Written task 1 —
Do statements (a), (b), and (c) agree with the essay on bumper stickers and terrorism? Answer each with yes or no and quote the deciding words from the essay. (a) Rosa Brooks is a law professor at Georgetown University. (b) According to Charles Gave, Wahhabi "schools" teach both boys and girls. (c) Charles Gave wrote his article for a French paper in September 2015.
Written task 2 —
In the essay on bumper stickers and terrorism, for how many years does Charles Gave say money has flowed from Saudi Arabia to build Wahhabi mosques?
Written task 3 —
Carry the essay on bumper stickers and terrorism forward from its last sentence.

In order to become members of the Church children of same sex couples are now required to leave their parents’ home and to disavow same-sex marriage and co-habitation.

At the street level, on my recent travels in different parts of the United States, I have read bumper stickers which state:

  1. CHOICE.  What a beautiful right.
  2. Democracy is not a spectator sport.
  3. Freedom of religion means any religion.
  4. Compassion is the radicalization of our time.
  5. Don’t believe anything until it has been officially denied.
  6. I will believe corporations are people when Texas executes one.
  7. You don’t have to burn books to destroy culture.  Just get people to stop reading them.

Those bumper stickers are a sign of the way some (I don’t know how many) people are thinking in the United States.

Responding to Our Ever-Evolving World

The history of the human race is violent.

Only by striving to understand the behavior of people throughout history and in remote places can we hope to understand from where we have come and how much of the past lives unrecognized with us.

What is happening in the world today is culturally contextual, historically contextual, in our faces every day and very dramatic.

In a recent article by Rosa Brooks, a Georgetown University law professor, in Foreign Policy she states:

“The Paris attacks were not surprising.  Occasional terrorist attacks in the West are virtually inevitable; … we’ll see more attacks in coming decades, not fewer.  We need to stop viewing terrorism as shocking and aberrational, and instead recognize it as an ongoing problem that needs to be managed, rather than defeated.”

In a recent article by Charles Gave, written for a French paper in September, 2015,  Mr. Gave explains that nobody can understand the disaster that is unfolding if he knows nothing of history, past events that shaped the world today.

Mr. Gave explains:

For the past 50 years, money has flowed in a torrent from Saudi Arabia to the rest of the Middle East, Africa, South Asia and Europe to build Wahhabi mosques: “schools” where the only things taught – and only to boys – are the Koran and religious extremism.

The goal of this project is to “purify” the Middle East and eventually the rest of the world to an “original” form of Islam.

According to Mr. Gave:

  • First: The West must clearly identify the enemy which is not the Muslim religion,but the Wahhabi sect.  And it must immediately break off relationships with the states such as Saudi Arabia and Qatar, which are exporting this virulent form of extremism.
  • Second: We will have to stop accepting political donations from these countries to finance our electoral campaigns.

Dataset excerpts —
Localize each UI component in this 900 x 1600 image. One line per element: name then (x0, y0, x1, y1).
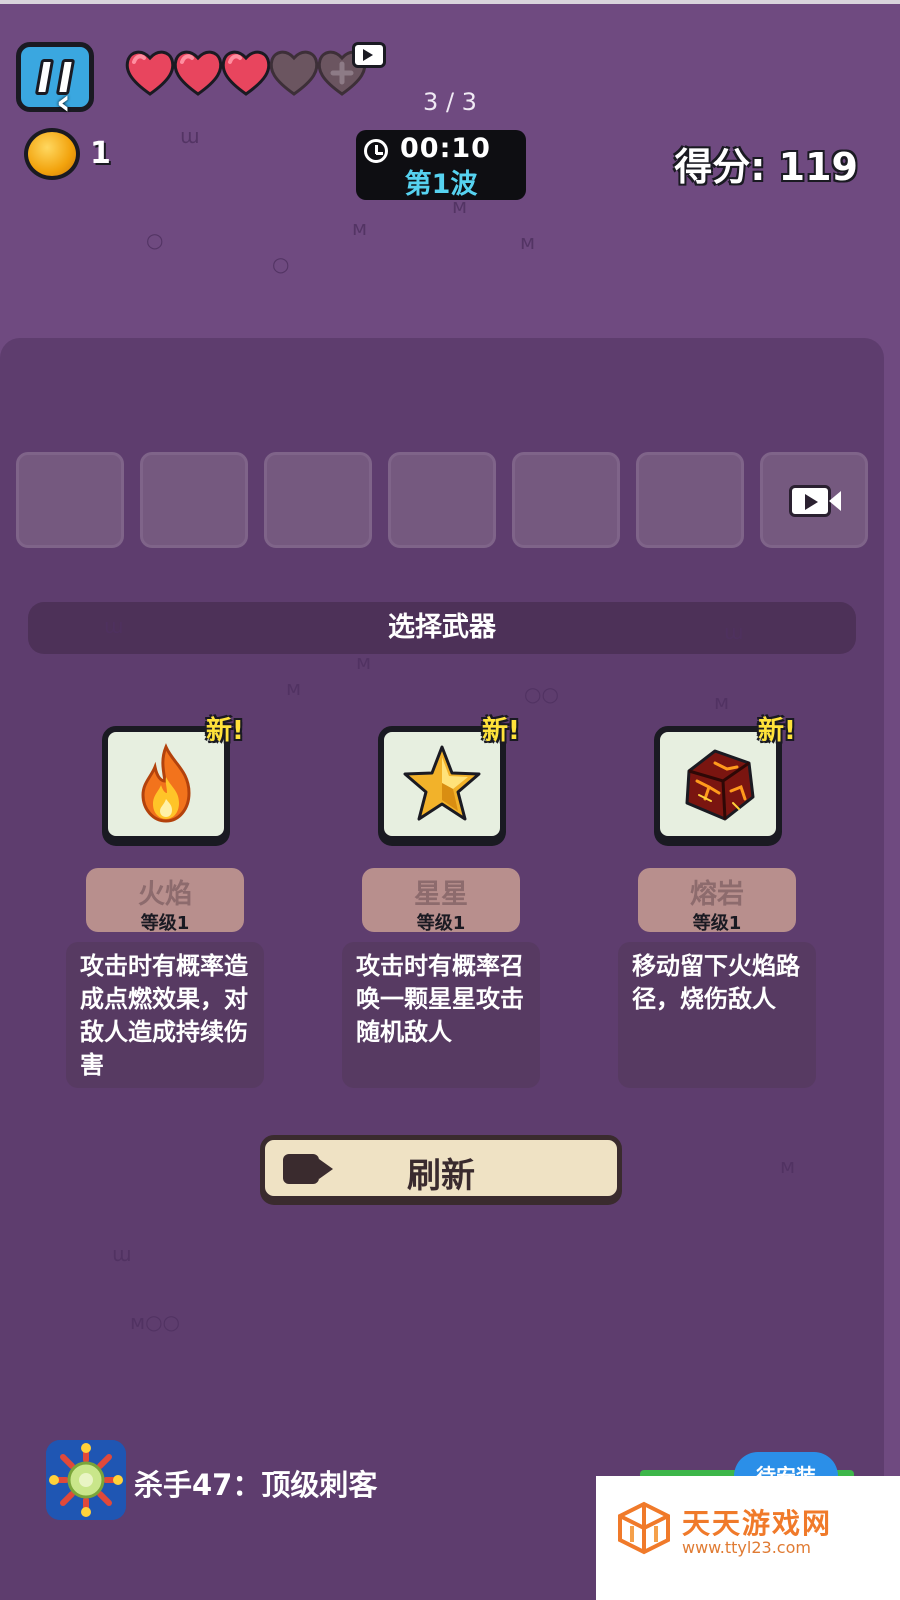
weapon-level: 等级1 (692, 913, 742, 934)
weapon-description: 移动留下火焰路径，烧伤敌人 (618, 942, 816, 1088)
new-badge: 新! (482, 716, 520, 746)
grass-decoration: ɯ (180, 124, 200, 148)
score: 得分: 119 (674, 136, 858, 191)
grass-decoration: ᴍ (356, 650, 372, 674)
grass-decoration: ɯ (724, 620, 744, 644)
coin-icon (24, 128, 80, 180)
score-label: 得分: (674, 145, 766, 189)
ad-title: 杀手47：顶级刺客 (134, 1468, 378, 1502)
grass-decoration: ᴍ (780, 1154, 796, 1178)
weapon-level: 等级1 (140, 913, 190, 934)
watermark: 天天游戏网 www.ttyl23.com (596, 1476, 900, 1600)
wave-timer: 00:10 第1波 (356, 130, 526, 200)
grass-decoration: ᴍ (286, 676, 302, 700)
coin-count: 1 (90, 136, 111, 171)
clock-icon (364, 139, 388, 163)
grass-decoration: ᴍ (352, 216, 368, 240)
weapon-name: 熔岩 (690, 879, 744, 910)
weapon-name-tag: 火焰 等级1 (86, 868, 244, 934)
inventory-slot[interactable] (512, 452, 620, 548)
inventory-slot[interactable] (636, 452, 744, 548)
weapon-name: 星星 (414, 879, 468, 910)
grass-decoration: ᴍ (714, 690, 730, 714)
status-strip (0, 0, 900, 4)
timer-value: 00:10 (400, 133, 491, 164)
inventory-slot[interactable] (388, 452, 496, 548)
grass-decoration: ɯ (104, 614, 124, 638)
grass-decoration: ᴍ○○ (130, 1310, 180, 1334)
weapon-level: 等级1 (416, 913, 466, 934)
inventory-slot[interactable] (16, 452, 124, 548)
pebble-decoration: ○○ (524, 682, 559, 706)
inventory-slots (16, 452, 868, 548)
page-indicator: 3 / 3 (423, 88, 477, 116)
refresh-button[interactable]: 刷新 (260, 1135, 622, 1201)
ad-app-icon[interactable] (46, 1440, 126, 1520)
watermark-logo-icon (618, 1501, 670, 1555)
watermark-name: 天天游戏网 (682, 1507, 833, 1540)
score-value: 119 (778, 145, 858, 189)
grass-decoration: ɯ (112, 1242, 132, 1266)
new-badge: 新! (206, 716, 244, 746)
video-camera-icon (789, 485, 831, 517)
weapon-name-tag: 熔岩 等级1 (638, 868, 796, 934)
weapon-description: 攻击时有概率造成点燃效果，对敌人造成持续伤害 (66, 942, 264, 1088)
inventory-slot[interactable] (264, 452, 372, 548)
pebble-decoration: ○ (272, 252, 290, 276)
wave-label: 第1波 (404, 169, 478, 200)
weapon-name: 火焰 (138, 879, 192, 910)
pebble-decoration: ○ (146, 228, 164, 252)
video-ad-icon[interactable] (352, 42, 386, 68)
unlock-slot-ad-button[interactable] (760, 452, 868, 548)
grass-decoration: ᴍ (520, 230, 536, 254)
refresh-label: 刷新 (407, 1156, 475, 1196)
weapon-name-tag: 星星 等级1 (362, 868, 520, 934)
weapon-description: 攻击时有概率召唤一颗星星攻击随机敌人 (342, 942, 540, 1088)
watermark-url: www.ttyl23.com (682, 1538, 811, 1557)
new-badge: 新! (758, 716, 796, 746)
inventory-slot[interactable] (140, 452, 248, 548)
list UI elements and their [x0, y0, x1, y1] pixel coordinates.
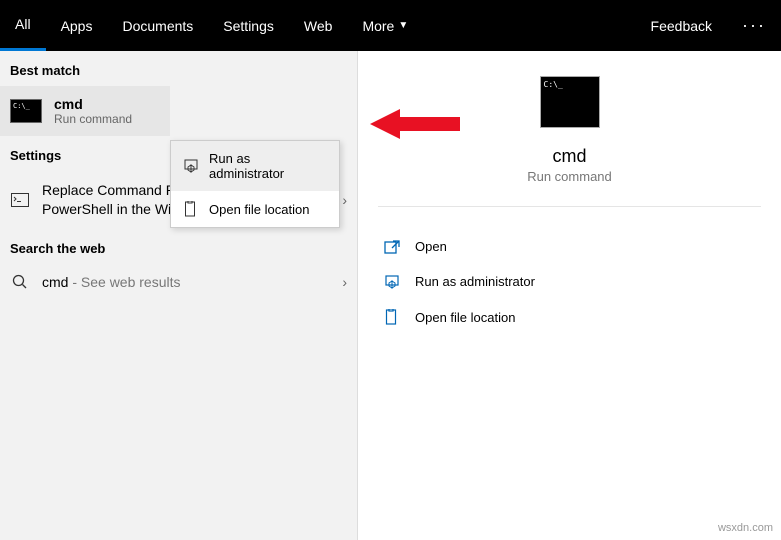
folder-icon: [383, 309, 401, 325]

Final answer 1 —
(a) Yes: "Rosa Brooks, a Georgetown University law professor"
(b) No: "and only to boys"
(c) Yes: "written for a French paper in September, 2015"

Final answer 2 —
For the past 50 years.

Final answer 3 —
  • Third: We will have to stop selling those countries warplanes, helicopters, missiles, radars, tanks and other weaponry.  One does not prosper by selling weapons to one’s enemies.  As Lenin said:“The capitalists will sell us rope with which we will hang them.”

There Is No Such Thing As Zero Risk

How are you going to change what you are doing now?

How are you going to change what you will be doing in the future?

Consider the impact of the confluence of highly impactful forces in the news every day (geopolitical, sociopolitical, economic, cultural, historical, local political, local social, global financial forces, local financial forces).

Many political “experts” will tell you that U.S. foreign policy is responsible for the rise of ISIS, and for the rise of terrorist attacks:

  • There were no terrorists threats against U.S. citizens from the Middle East when Saddam Hussain was running Iraq  and when Omar Qaddafi was running Libya.
  • The consequence of the United States destabilizing countries in the Middle East has been the reign of terrorist terror we are now experiencing.

Other political “experts” will tell you that the current surge of terrorist attacks is the result of Saudi Arabia and Qatar funding fundamental extremist Muslim clergy and funding their schools which teach boys the Koran and extremism.

Consider the impact of all of the above forces on you personally, including the impact of such forces (a) on your current investment strategies, (b) on your current investments, (c) on your current travel plans,(d) on your current career plans, (e) on your current retirement plans, and (e) on all your other current strategies and goals.

For further input on all of the above topics see the post titled “We Need to Rethink What Security Means” posted on the Gary S. Smolker Idea Exchange Blog on November 30, 2015 at http://www.garysmolker.wordpress.com.

Good luck.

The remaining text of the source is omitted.